*Recorded information*
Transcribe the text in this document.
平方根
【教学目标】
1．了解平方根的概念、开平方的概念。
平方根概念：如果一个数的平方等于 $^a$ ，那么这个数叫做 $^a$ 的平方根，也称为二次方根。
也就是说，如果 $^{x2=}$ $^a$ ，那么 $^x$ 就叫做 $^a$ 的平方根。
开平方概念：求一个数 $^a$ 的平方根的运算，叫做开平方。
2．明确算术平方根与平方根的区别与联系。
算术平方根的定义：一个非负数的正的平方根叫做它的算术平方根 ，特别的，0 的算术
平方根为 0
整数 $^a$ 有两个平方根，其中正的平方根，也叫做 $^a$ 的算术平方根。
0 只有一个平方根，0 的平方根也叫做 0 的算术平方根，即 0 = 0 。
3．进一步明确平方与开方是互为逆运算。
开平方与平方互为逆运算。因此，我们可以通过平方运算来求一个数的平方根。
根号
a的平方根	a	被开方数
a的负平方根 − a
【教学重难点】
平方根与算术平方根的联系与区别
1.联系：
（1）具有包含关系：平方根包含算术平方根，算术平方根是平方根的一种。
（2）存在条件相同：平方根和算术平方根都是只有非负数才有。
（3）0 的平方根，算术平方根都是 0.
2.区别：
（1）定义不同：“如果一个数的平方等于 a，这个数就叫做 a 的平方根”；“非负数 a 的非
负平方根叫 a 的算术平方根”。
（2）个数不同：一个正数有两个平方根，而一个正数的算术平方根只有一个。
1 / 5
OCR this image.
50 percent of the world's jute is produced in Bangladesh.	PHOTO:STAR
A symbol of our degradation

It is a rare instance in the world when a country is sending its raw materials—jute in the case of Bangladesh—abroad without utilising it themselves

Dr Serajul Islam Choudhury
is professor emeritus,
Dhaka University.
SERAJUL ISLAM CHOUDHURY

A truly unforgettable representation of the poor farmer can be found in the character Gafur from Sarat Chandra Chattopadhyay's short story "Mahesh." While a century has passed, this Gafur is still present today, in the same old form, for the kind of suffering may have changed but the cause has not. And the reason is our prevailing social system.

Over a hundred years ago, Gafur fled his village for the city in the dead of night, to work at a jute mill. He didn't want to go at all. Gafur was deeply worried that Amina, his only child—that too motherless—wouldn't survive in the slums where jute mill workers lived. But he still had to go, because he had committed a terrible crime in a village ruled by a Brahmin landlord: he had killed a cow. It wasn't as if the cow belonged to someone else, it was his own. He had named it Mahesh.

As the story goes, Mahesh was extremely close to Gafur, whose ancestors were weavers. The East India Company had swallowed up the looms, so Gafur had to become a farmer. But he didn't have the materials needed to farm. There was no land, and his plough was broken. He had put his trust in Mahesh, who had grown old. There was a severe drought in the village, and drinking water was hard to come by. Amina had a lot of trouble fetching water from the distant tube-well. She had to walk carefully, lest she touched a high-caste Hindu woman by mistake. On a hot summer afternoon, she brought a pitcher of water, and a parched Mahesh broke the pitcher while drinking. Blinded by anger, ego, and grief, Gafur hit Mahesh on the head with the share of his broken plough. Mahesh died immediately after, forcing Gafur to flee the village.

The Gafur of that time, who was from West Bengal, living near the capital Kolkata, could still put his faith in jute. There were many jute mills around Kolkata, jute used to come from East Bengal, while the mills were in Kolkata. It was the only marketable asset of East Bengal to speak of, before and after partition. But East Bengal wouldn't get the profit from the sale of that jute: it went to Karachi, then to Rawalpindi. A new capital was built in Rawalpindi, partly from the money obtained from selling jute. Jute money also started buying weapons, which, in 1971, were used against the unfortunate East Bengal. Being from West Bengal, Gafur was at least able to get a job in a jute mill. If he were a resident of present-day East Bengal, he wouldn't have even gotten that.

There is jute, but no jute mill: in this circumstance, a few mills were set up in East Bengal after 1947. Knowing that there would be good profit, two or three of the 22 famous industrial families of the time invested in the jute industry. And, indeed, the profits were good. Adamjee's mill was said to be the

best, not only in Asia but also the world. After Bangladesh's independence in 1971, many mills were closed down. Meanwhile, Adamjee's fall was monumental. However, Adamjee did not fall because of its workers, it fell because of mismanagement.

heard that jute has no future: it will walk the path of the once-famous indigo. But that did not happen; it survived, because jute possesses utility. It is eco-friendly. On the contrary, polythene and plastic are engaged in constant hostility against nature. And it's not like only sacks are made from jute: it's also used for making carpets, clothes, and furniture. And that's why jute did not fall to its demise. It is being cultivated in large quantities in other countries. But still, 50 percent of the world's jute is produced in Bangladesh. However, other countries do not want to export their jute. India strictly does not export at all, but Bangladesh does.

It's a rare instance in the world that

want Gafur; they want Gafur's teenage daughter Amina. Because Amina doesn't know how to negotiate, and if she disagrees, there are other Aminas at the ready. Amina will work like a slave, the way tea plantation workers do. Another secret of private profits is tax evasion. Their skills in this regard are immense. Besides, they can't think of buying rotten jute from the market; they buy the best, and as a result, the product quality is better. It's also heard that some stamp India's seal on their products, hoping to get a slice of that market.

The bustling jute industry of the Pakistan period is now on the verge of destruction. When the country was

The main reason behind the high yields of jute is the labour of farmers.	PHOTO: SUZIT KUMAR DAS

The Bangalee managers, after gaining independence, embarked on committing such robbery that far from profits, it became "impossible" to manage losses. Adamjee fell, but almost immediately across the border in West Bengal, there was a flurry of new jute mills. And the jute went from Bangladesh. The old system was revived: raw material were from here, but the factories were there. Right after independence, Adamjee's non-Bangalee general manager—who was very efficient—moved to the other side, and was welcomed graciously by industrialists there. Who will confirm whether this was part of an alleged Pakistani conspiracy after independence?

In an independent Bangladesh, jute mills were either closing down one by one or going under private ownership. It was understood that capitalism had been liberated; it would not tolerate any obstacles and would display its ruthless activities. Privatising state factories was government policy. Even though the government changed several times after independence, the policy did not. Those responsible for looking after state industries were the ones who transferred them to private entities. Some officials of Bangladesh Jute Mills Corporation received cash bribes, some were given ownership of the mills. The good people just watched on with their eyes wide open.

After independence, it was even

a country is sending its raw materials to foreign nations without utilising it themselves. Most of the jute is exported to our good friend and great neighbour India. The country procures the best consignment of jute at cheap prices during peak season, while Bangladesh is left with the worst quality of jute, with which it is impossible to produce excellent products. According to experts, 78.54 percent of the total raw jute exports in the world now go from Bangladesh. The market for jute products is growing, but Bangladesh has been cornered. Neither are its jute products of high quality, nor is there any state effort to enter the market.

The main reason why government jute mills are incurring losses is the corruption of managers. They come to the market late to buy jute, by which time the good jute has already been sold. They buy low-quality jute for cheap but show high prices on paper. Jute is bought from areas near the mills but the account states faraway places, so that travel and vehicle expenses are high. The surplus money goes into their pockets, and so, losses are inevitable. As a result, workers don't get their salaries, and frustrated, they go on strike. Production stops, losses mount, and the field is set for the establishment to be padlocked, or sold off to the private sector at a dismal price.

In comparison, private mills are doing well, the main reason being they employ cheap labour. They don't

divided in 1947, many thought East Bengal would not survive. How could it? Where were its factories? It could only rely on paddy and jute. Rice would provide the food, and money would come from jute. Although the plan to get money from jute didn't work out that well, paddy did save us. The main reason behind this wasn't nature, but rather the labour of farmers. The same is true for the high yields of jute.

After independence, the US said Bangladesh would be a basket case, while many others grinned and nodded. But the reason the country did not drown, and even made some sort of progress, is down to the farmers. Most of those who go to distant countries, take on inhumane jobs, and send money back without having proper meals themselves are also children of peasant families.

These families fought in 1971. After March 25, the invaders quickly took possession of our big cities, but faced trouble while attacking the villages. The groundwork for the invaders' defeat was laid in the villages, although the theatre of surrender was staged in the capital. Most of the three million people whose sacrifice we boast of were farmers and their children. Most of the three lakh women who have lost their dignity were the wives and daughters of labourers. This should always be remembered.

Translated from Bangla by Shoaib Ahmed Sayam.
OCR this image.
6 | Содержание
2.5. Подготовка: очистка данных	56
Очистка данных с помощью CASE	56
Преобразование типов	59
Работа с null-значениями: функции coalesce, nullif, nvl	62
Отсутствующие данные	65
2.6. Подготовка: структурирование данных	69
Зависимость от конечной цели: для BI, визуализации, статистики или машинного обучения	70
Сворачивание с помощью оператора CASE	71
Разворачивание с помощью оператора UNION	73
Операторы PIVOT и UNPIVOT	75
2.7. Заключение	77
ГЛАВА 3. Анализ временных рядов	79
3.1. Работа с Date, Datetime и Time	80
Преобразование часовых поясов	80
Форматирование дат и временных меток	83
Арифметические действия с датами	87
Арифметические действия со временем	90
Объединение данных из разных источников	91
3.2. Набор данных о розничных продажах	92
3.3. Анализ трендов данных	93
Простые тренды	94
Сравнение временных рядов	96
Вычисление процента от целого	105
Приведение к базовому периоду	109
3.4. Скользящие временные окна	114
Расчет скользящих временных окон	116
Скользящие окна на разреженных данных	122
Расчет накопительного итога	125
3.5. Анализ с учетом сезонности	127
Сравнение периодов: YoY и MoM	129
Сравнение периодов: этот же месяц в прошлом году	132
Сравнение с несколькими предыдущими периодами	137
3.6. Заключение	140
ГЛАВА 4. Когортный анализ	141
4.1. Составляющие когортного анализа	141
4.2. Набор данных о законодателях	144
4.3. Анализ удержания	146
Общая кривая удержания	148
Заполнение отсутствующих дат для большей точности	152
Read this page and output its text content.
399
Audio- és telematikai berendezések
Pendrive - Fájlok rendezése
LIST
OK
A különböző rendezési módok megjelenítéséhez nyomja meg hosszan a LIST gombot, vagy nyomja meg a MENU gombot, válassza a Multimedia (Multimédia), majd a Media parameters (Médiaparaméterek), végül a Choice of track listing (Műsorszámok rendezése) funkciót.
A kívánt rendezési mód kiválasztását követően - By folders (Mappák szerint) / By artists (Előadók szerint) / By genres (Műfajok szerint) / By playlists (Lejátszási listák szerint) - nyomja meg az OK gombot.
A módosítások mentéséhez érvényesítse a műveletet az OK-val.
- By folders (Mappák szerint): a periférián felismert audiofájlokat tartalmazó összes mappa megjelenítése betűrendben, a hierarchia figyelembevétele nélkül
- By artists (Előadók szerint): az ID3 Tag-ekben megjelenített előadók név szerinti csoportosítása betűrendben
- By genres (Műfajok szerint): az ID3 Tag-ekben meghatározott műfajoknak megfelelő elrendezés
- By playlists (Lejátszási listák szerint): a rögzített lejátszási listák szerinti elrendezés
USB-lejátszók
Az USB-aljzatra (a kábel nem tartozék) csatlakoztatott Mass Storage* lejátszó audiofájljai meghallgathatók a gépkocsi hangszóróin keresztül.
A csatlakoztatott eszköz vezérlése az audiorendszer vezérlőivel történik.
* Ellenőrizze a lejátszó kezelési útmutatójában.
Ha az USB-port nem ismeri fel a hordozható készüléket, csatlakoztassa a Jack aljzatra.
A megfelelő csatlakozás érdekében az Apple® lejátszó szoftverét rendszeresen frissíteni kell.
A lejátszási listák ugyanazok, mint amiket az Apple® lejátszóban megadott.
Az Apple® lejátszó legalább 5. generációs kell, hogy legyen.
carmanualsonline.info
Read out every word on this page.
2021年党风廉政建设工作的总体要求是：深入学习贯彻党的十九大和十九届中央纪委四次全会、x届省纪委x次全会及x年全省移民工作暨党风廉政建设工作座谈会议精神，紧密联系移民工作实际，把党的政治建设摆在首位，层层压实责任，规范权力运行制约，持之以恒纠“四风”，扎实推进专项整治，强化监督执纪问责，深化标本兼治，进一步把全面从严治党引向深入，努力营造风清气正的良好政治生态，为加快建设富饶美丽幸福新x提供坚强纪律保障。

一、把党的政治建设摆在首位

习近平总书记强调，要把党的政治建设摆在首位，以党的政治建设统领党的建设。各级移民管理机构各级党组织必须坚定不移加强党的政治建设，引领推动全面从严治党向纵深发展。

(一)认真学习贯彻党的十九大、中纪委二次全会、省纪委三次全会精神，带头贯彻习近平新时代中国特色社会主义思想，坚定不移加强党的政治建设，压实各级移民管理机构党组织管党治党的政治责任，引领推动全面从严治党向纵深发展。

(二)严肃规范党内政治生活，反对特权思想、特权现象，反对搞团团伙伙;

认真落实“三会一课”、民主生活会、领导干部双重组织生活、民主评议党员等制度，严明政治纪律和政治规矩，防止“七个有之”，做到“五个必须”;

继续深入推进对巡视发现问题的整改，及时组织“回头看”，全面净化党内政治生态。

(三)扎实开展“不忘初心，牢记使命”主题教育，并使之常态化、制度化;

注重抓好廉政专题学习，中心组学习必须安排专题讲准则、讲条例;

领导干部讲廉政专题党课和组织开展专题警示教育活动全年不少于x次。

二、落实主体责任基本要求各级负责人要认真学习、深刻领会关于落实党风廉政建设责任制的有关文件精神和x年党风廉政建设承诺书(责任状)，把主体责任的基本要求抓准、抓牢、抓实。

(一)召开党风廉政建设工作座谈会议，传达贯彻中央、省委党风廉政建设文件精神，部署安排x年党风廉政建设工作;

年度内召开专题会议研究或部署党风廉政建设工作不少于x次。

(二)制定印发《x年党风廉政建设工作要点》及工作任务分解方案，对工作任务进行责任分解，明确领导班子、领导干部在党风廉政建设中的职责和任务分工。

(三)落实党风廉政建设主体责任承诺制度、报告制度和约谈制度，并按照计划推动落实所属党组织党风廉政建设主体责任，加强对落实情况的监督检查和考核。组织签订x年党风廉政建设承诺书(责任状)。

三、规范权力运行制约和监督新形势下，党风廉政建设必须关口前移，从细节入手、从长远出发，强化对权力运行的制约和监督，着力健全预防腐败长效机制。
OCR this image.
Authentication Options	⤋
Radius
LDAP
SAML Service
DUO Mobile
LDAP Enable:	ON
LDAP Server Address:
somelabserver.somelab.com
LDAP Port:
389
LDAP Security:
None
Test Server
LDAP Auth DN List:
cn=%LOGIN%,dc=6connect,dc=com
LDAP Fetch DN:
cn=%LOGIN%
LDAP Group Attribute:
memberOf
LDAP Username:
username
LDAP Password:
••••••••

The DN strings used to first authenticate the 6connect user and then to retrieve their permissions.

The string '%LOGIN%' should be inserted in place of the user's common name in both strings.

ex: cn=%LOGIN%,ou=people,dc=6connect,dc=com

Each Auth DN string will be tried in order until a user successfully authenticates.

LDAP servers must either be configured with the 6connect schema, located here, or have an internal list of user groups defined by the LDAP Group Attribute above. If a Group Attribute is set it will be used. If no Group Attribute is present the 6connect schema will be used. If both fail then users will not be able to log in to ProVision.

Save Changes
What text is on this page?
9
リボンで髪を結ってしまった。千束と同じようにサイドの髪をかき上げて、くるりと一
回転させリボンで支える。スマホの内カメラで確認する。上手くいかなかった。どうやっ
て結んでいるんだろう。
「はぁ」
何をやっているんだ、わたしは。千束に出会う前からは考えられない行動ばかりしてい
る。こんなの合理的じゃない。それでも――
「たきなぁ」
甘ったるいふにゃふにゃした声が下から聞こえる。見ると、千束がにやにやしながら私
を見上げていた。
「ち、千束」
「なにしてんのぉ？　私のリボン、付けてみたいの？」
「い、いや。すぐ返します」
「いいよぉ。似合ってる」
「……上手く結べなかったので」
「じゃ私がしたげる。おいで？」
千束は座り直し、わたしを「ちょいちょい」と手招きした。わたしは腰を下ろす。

*Set exercise*
The line containing "What text is on this page?" and every line after it, through the end of the records, should be repeated exactly and alone.

*Solution*
What text is on this page?
9
リボンで髪を結ってしまった。千束と同じようにサイドの髪をかき上げて、くるりと一
回転させリボンで支える。スマホの内カメラで確認する。上手くいかなかった。どうやっ
て結んでいるんだろう。
「はぁ」
何をやっているんだ、わたしは。千束に出会う前からは考えられない行動ばかりしてい
る。こんなの合理的じゃない。それでも――
「たきなぁ」
甘ったるいふにゃふにゃした声が下から聞こえる。見ると、千束がにやにやしながら私
を見上げていた。
「ち、千束」
「なにしてんのぉ？　私のリボン、付けてみたいの？」
「い、いや。すぐ返します」
「いいよぉ。似合ってる」
「……上手く結べなかったので」
「じゃ私がしたげる。おいで？」
千束は座り直し、わたしを「ちょいちょい」と手招きした。わたしは腰を下ろす。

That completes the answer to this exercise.